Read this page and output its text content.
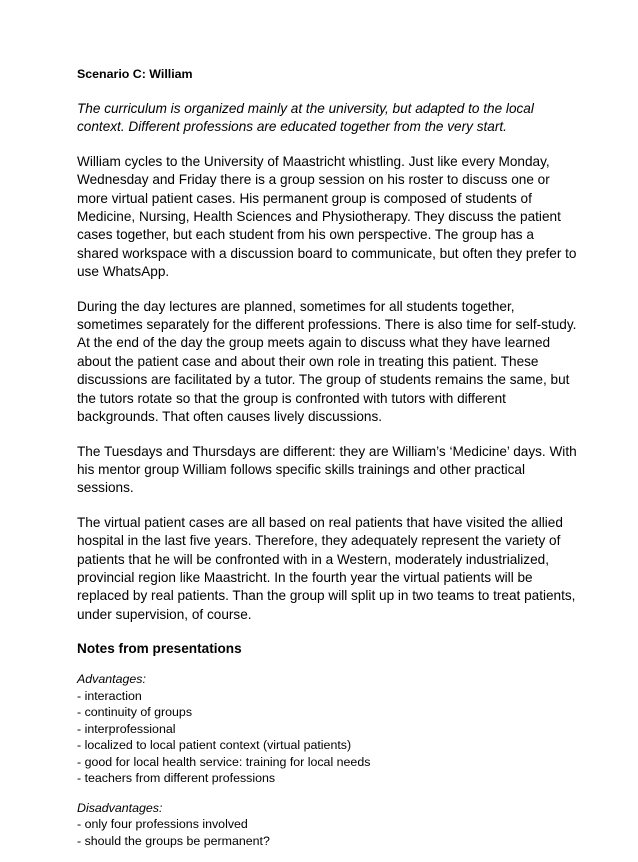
Scenario C: William
The curriculum is organized mainly at the university, but adapted to the local context. Different professions are educated together from the very start.
William cycles to the University of Maastricht whistling. Just like every Monday, Wednesday and Friday there is a group session on his roster to discuss one or more virtual patient cases. His permanent group is composed of students of Medicine, Nursing, Health Sciences and Physiotherapy. They discuss the patient cases together, but each student from his own perspective. The group has a shared workspace with a discussion board to communicate, but often they prefer to use WhatsApp.
During the day lectures are planned, sometimes for all students together, sometimes separately for the different professions. There is also time for self-study. At the end of the day the group meets again to discuss what they have learned about the patient case and about their own role in treating this patient. These discussions are facilitated by a tutor. The group of students remains the same, but the tutors rotate so that the group is confronted with tutors with different backgrounds. That often causes lively discussions.
The Tuesdays and Thursdays are different: they are William’s ‘Medicine’ days. With his mentor group William follows specific skills trainings and other practical sessions.
The virtual patient cases are all based on real patients that have visited the allied hospital in the last five years. Therefore, they adequately represent the variety of patients that he will be confronted with in a Western, moderately industrialized, provincial region like Maastricht. In the fourth year the virtual patients will be replaced by real patients. Than the group will split up in two teams to treat patients, under supervision, of course.
Notes from presentations
Advantages:
- interaction
- continuity of groups
- interprofessional
- localized to local patient context (virtual patients)
- good for local health service: training for local needs
- teachers from different professions
Disadvantages:
- only four professions involved
- should the groups be permanent?
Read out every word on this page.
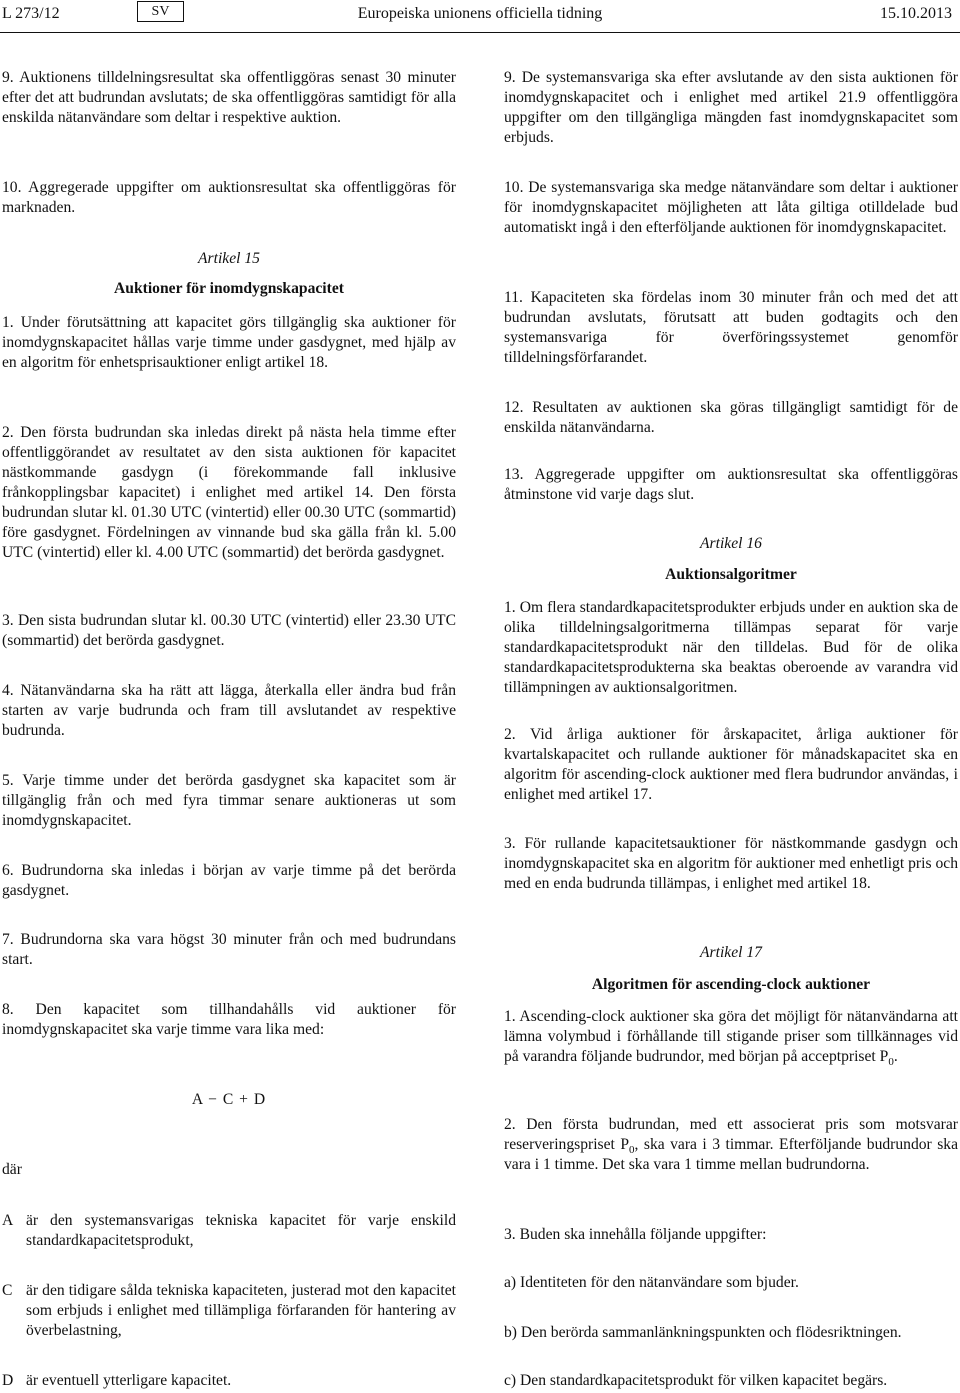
L 273/12	SV	Europeiska unionens officiella tidning	15.10.2013

9. Auktionens tilldelningsresultat ska offentliggöras senast 30 minuter efter det att budrundan avslutats; de ska offentliggöras samtidigt för alla enskilda nätanvändare som deltar i respektive auktion.

10. Aggregerade uppgifter om auktionsresultat ska offentliggöras för marknaden.

Artikel 15

Auktioner för inomdygnskapacitet

1. Under förutsättning att kapacitet görs tillgänglig ska auktioner för inomdygnskapacitet hållas varje timme under gasdygnet, med hjälp av en algoritm för enhetsprisauktioner enligt artikel 18.

2. Den första budrundan ska inledas direkt på nästa hela timme efter offentliggörandet av resultatet av den sista auktionen för kapacitet nästkommande gasdygn (i förekommande fall inklusive frånkopplingsbar kapacitet) i enlighet med artikel 14. Den första budrundan slutar kl. 01.30 UTC (vintertid) eller 00.30 UTC (sommartid) före gasdygnet. Fördelningen av vinnande bud ska gälla från kl. 5.00 UTC (vintertid) eller kl. 4.00 UTC (sommartid) det berörda gasdygnet.

3. Den sista budrundan slutar kl. 00.30 UTC (vintertid) eller 23.30 UTC (sommartid) det berörda gasdygnet.

4. Nätanvändarna ska ha rätt att lägga, återkalla eller ändra bud från starten av varje budrunda och fram till avslutandet av respektive budrunda.

5. Varje timme under det berörda gasdygnet ska kapacitet som är tillgänglig från och med fyra timmar senare auktioneras ut som inomdygnskapacitet.

6. Budrundorna ska inledas i början av varje timme på det berörda gasdygnet.

7. Budrundorna ska vara högst 30 minuter från och med budrundans start.

8. Den kapacitet som tillhandahålls vid auktioner för inomdygnskapacitet ska varje timme vara lika med:

A − C + D

där

A är den systemansvarigas tekniska kapacitet för varje enskild standardkapacitetsprodukt,
C är den tidigare sålda tekniska kapaciteten, justerad mot den kapacitet som erbjuds i enlighet med tillämpliga förfaranden för hantering av överbelastning,
D är eventuell ytterligare kapacitet.

9. De systemansvariga ska efter avslutande av den sista auktionen för inomdygnskapacitet och i enlighet med artikel 21.9 offentliggöra uppgifter om den tillgängliga mängden fast inomdygnskapacitet som erbjuds.

10. De systemansvariga ska medge nätanvändare som deltar i auktioner för inomdygnskapacitet möjligheten att låta giltiga otilldelade bud automatiskt ingå i den efterföljande auktionen för inomdygnskapacitet.

11. Kapaciteten ska fördelas inom 30 minuter från och med det att budrundan avslutats, förutsatt att buden godtagits och den systemansvariga för överföringssystemet genomför tilldelningsförfarandet.

12. Resultaten av auktionen ska göras tillgängligt samtidigt för de enskilda nätanvändarna.

13. Aggregerade uppgifter om auktionsresultat ska offentliggöras åtminstone vid varje dags slut.

Artikel 16

Auktionsalgoritmer

1. Om flera standardkapacitetsprodukter erbjuds under en auktion ska de olika tilldelningsalgoritmerna tillämpas separat för varje standardkapacitetsprodukt när den tilldelas. Bud för de olika standardkapacitetsprodukterna ska beaktas oberoende av varandra vid tillämpningen av auktionsalgoritmen.

2. Vid årliga auktioner för årskapacitet, årliga auktioner för kvartalskapacitet och rullande auktioner för månadskapacitet ska en algoritm för ascending-clock auktioner med flera budrundor användas, i enlighet med artikel 17.

3. För rullande kapacitetsauktioner för nästkommande gasdygn och inomdygnskapacitet ska en algoritm för auktioner med enhetligt pris och med en enda budrunda tillämpas, i enlighet med artikel 18.

Artikel 17

Algoritmen för ascending-clock auktioner

1. Ascending-clock auktioner ska göra det möjligt för nätanvändarna att lämna volymbud i förhållande till stigande priser som tillkännages vid på varandra följande budrundor, med början på acceptpriset $P_0$.

2. Den första budrundan, med ett associerat pris som motsvarar reserveringspriset $P_0$, ska vara i 3 timmar. Efterföljande budrundor ska vara i 1 timme. Det ska vara 1 timme mellan budrundorna.

3. Buden ska innehålla följande uppgifter:

a) Identiteten för den nätanvändare som bjuder.

b) Den berörda sammanlänkningspunkten och flödesriktningen.

c) Den standardkapacitetsprodukt för vilken kapacitet begärs.
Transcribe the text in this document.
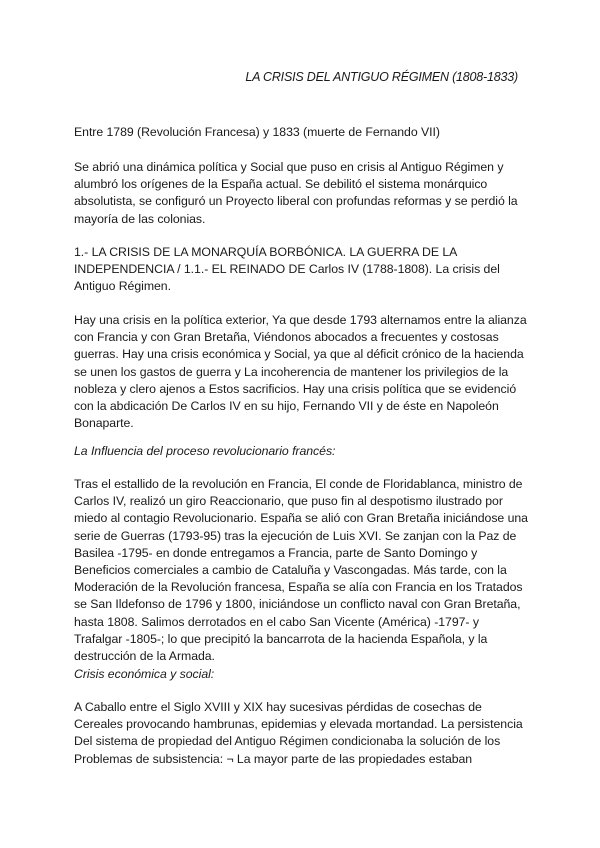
LA CRISIS DEL ANTIGUO RÉGIMEN (1808-1833)

Entre 1789 (Revolución Francesa) y 1833 (muerte de Fernando VII)

Se abrió una dinámica política y Social que puso en crisis al Antiguo Régimen y alumbró los orígenes de la España actual. Se debilitó el sistema monárquico absolutista, se configuró un Proyecto liberal con profundas reformas y se perdió la mayoría de las colonias.

1.- LA CRISIS DE LA MONARQUÍA BORBÓNICA. LA GUERRA DE LA INDEPENDENCIA / 1.1.- EL REINADO DE Carlos IV (1788-1808). La crisis del Antiguo Régimen.

Hay una crisis en la política exterior, Ya que desde 1793 alternamos entre la alianza con Francia y con Gran Bretaña, Viéndonos abocados a frecuentes y costosas guerras. Hay una crisis económica y Social, ya que al déficit crónico de la hacienda se unen los gastos de guerra y La incoherencia de mantener los privilegios de la nobleza y clero ajenos a Estos sacrificios. Hay una crisis política que se evidenció con la abdicación De Carlos IV en su hijo, Fernando VII y de éste en Napoleón Bonaparte.

La Influencia del proceso revolucionario francés:

Tras el estallido de la revolución en Francia, El conde de Floridablanca, ministro de Carlos IV, realizó un giro Reaccionario, que puso fin al despotismo ilustrado por miedo al contagio Revolucionario. España se alió con Gran Bretaña iniciándose una serie de Guerras (1793-95) tras la ejecución de Luis XVI. Se zanjan con la Paz de Basilea -1795- en donde entregamos a Francia, parte de Santo Domingo y Beneficios comerciales a cambio de Cataluña y Vascongadas. Más tarde, con la Moderación de la Revolución francesa, España se alía con Francia en los Tratados se San Ildefonso de 1796 y 1800, iniciándose un conflicto naval con Gran Bretaña, hasta 1808. Salimos derrotados en el cabo San Vicente (América) -1797- y Trafalgar -1805-; lo que precipitó la bancarrota de la hacienda Española, y la destrucción de la Armada.

Crisis económica y social:

A Caballo entre el Siglo XVIII y XIX hay sucesivas pérdidas de cosechas de Cereales provocando hambrunas, epidemias y elevada mortandad. La persistencia Del sistema de propiedad del Antiguo Régimen condicionaba la solución de los Problemas de subsistencia: ¬ La mayor parte de las propiedades estaban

════

*Task to carry out:* Across all the records above, find each line with "erbjuds" in it and copy it.

*Reply to the exercise:*
C är den tidigare sålda tekniska kapaciteten, justerad mot den kapacitet som erbjuds i enlighet med tillämpliga förfaranden för hantering av överbelastning,
9. De systemansvariga ska efter avslutande av den sista auktionen för inomdygnskapacitet och i enlighet med artikel 21.9 offentliggöra uppgifter om den tillgängliga mängden fast inomdygnskapacitet som erbjuds.
1. Om flera standardkapacitetsprodukter erbjuds under en auktion ska de olika tilldelningsalgoritmerna tillämpas separat för varje standardkapacitetsprodukt när den tilldelas. Bud för de olika standardkapacitetsprodukterna ska beaktas oberoende av varandra vid tillämpningen av auktionsalgoritmen.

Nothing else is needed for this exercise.